- [WHAT NEEDS TO BE DONE]: Lines that include the word "labels" are the ones to copy.

Data entries:
○ ○ ○ ○ ○

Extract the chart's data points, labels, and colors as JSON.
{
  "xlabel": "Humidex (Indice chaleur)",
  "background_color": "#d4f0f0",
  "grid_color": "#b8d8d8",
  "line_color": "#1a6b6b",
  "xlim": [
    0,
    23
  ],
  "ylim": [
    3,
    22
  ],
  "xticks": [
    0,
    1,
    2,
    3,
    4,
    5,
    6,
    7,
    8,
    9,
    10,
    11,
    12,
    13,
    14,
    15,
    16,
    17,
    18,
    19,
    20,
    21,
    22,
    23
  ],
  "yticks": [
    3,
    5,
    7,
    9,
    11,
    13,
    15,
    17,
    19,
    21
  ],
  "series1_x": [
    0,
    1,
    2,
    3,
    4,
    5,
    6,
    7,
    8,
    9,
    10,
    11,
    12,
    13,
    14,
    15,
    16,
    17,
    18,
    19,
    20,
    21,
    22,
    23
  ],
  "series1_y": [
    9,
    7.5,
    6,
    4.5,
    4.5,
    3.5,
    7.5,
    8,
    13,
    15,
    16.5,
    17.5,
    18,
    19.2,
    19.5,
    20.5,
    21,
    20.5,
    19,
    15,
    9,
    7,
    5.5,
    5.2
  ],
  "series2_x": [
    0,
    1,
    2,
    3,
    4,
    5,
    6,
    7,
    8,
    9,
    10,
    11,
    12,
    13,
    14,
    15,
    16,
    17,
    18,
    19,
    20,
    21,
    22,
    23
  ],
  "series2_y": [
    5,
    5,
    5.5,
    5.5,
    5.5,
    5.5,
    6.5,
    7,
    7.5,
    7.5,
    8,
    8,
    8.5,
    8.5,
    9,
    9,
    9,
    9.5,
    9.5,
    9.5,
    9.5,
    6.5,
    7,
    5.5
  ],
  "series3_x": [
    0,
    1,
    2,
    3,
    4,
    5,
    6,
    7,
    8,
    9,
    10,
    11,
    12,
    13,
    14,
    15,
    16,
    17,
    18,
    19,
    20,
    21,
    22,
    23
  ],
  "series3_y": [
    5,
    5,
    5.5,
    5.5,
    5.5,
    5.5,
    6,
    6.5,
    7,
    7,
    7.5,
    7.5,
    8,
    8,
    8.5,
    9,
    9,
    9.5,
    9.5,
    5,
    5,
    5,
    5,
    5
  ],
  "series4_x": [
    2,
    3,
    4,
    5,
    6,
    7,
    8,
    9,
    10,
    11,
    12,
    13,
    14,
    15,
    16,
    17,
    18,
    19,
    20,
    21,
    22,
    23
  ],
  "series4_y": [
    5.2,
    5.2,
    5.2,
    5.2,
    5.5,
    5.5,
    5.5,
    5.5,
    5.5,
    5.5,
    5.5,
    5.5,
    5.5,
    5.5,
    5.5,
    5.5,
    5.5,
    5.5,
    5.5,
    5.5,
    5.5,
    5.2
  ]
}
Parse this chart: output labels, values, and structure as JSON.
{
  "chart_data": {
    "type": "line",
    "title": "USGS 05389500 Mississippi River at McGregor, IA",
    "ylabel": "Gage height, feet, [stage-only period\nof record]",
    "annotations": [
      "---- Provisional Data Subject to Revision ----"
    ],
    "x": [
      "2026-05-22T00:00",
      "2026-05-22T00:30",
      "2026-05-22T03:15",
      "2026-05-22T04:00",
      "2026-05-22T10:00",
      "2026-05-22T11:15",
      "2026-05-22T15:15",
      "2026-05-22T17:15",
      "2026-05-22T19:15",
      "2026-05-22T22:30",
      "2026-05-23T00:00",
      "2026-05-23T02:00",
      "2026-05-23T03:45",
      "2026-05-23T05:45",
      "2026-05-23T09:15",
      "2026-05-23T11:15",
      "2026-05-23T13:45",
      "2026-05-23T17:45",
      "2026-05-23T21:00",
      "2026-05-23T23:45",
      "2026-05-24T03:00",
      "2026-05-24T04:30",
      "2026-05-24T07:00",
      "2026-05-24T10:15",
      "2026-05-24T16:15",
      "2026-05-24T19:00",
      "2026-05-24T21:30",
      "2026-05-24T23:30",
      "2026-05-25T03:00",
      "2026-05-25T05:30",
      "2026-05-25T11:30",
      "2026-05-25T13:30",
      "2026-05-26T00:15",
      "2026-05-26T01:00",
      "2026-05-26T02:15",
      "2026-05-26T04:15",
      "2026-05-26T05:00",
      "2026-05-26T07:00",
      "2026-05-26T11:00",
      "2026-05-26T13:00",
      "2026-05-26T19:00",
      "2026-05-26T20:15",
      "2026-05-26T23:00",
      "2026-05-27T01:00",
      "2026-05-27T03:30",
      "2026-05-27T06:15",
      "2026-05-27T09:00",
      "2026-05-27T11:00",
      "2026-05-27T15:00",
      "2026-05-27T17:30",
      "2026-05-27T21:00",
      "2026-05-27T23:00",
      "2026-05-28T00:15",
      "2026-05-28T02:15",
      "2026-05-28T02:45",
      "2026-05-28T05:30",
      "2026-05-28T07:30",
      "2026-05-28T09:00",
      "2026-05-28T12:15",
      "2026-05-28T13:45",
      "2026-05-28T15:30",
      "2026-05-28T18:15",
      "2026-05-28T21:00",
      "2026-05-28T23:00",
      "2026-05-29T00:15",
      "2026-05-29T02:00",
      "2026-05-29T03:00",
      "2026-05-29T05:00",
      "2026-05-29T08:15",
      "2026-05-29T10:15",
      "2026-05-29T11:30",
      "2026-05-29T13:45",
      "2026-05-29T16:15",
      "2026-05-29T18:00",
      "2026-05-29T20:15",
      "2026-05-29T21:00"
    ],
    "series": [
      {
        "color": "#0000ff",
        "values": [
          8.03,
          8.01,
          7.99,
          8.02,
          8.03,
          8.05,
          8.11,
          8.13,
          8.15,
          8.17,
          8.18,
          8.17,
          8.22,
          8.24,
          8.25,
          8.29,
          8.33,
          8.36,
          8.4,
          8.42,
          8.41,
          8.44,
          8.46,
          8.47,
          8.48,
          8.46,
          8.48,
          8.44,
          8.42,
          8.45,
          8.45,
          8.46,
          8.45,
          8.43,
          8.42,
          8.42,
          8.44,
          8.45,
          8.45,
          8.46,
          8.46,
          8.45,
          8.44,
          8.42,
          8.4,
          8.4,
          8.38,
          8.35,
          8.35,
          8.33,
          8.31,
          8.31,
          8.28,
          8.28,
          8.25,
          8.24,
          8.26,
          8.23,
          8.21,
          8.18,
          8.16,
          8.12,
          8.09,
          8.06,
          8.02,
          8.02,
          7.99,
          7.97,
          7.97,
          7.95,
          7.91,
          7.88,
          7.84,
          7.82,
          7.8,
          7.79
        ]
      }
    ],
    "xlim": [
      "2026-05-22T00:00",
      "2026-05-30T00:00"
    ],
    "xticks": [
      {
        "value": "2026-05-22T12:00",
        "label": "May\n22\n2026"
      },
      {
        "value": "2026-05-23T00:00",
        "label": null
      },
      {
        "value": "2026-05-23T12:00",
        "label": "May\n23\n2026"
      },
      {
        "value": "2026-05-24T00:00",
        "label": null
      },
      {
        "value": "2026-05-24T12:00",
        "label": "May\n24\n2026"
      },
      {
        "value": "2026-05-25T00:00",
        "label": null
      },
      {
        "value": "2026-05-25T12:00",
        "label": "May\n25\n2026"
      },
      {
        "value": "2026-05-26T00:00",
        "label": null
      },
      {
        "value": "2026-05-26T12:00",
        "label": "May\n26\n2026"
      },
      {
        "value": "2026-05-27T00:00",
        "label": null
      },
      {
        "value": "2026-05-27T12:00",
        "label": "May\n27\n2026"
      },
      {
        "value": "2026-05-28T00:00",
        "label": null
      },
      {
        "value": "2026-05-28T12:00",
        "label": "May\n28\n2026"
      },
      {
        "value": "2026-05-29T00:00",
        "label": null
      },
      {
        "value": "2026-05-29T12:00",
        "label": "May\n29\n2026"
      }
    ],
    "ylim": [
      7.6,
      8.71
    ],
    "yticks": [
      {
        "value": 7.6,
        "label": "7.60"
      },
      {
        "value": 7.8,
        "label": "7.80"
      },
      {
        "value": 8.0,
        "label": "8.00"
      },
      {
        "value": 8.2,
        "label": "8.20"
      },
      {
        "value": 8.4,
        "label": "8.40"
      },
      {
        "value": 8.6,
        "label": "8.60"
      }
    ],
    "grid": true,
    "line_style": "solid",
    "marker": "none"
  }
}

○ ○ ○ ○ ○

- [EXERCISE RESULT]:
Extract the chart's data points, labels, and colors as JSON.
Parse this chart: output labels, values, and structure as JSON.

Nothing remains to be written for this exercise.